WRITTEN EXERCISE
Restate the material word for word and leave out anything that is a picture.

STORED DATA

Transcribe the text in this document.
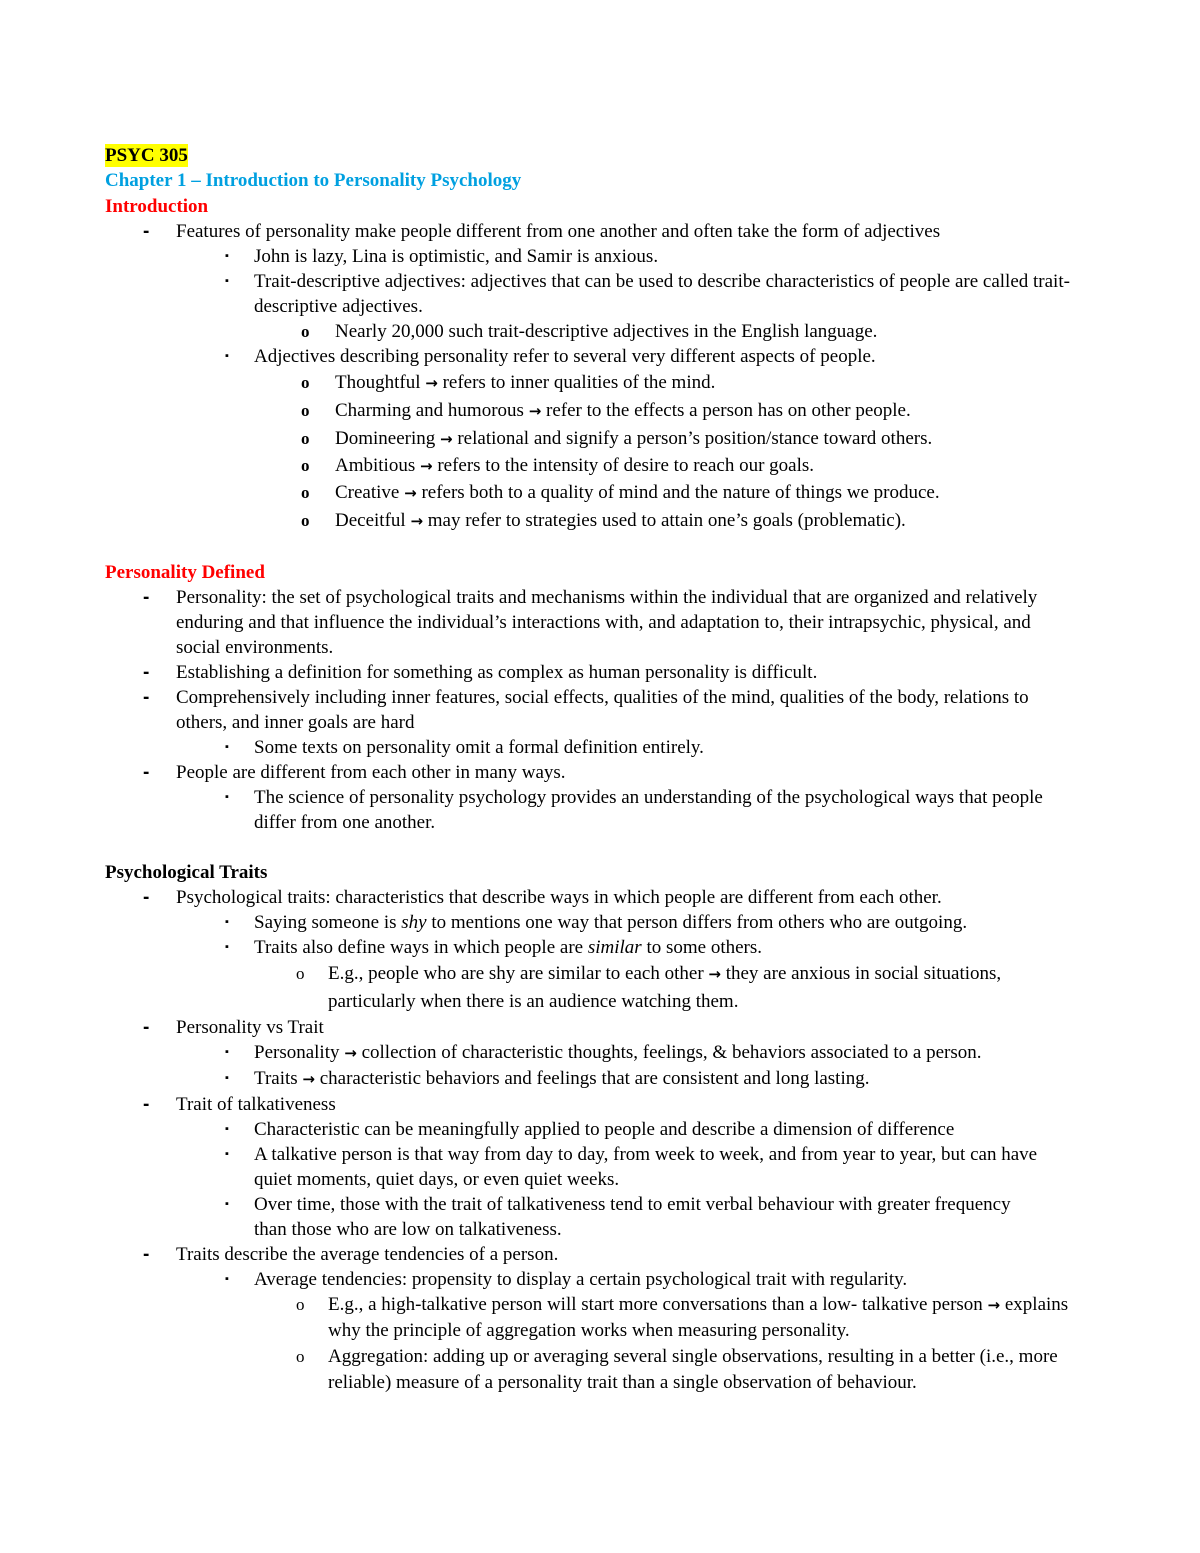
PSYC 305
Chapter 1 – Introduction to Personality Psychology
Introduction
- Features of personality make people different from one another and often take the form of adjectives
▪ John is lazy, Lina is optimistic, and Samir is anxious.
▪ Trait-descriptive adjectives: adjectives that can be used to describe characteristics of people are called trait-descriptive adjectives.
o Nearly 20,000 such trait-descriptive adjectives in the English language.
▪ Adjectives describing personality refer to several very different aspects of people.
o Thoughtful → refers to inner qualities of the mind.
o Charming and humorous → refer to the effects a person has on other people.
o Domineering → relational and signify a person’s position/stance toward others.
o Ambitious → refers to the intensity of desire to reach our goals.
o Creative → refers both to a quality of mind and the nature of things we produce.
o Deceitful → may refer to strategies used to attain one’s goals (problematic).
Personality Defined
- Personality: the set of psychological traits and mechanisms within the individual that are organized and relatively enduring and that influence the individual’s interactions with, and adaptation to, their intrapsychic, physical, and social environments.
- Establishing a definition for something as complex as human personality is difficult.
- Comprehensively including inner features, social effects, qualities of the mind, qualities of the body, relations to others, and inner goals are hard
▪ Some texts on personality omit a formal definition entirely.
- People are different from each other in many ways.
▪ The science of personality psychology provides an understanding of the psychological ways that people differ from one another.
Psychological Traits
- Psychological traits: characteristics that describe ways in which people are different from each other.
▪ Saying someone is shy to mentions one way that person differs from others who are outgoing.
▪ Traits also define ways in which people are similar to some others.
o E.g., people who are shy are similar to each other → they are anxious in social situations, particularly when there is an audience watching them.
- Personality vs Trait
▪ Personality → collection of characteristic thoughts, feelings, & behaviors associated to a person.
▪ Traits → characteristic behaviors and feelings that are consistent and long lasting.
- Trait of talkativeness
▪ Characteristic can be meaningfully applied to people and describe a dimension of difference
▪ A talkative person is that way from day to day, from week to week, and from year to year, but can have quiet moments, quiet days, or even quiet weeks.
▪ Over time, those with the trait of talkativeness tend to emit verbal behaviour with greater frequency than those who are low on talkativeness.
- Traits describe the average tendencies of a person.
▪ Average tendencies: propensity to display a certain psychological trait with regularity.
o E.g., a high-talkative person will start more conversations than a low- talkative person → explains why the principle of aggregation works when measuring personality.
o Aggregation: adding up or averaging several single observations, resulting in a better (i.e., more reliable) measure of a personality trait than a single observation of behaviour.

EXERCISE RESULT
Transcribe the text in this document.
PSYC 305
Chapter 1 – Introduction to Personality Psychology
Introduction
- Features of personality make people different from one another and often take the form of adjectives
▪ John is lazy, Lina is optimistic, and Samir is anxious.
▪ Trait-descriptive adjectives: adjectives that can be used to describe characteristics of people are called trait-descriptive adjectives.
o Nearly 20,000 such trait-descriptive adjectives in the English language.
▪ Adjectives describing personality refer to several very different aspects of people.
o Thoughtful → refers to inner qualities of the mind.
o Charming and humorous → refer to the effects a person has on other people.
o Domineering → relational and signify a person’s position/stance toward others.
o Ambitious → refers to the intensity of desire to reach our goals.
o Creative → refers both to a quality of mind and the nature of things we produce.
o Deceitful → may refer to strategies used to attain one’s goals (problematic).
Personality Defined
- Personality: the set of psychological traits and mechanisms within the individual that are organized and relatively enduring and that influence the individual’s interactions with, and adaptation to, their intrapsychic, physical, and social environments.
- Establishing a definition for something as complex as human personality is difficult.
- Comprehensively including inner features, social effects, qualities of the mind, qualities of the body, relations to others, and inner goals are hard
▪ Some texts on personality omit a formal definition entirely.
- People are different from each other in many ways.
▪ The science of personality psychology provides an understanding of the psychological ways that people differ from one another.
Psychological Traits
- Psychological traits: characteristics that describe ways in which people are different from each other.
▪ Saying someone is shy to mentions one way that person differs from others who are outgoing.
▪ Traits also define ways in which people are similar to some others.
o E.g., people who are shy are similar to each other → they are anxious in social situations, particularly when there is an audience watching them.
- Personality vs Trait
▪ Personality → collection of characteristic thoughts, feelings, & behaviors associated to a person.
▪ Traits → characteristic behaviors and feelings that are consistent and long lasting.
- Trait of talkativeness
▪ Characteristic can be meaningfully applied to people and describe a dimension of difference
▪ A talkative person is that way from day to day, from week to week, and from year to year, but can have quiet moments, quiet days, or even quiet weeks.
▪ Over time, those with the trait of talkativeness tend to emit verbal behaviour with greater frequency than those who are low on talkativeness.
- Traits describe the average tendencies of a person.
▪ Average tendencies: propensity to display a certain psychological trait with regularity.
o E.g., a high-talkative person will start more conversations than a low- talkative person → explains why the principle of aggregation works when measuring personality.
o Aggregation: adding up or averaging several single observations, resulting in a better (i.e., more reliable) measure of a personality trait than a single observation of behaviour.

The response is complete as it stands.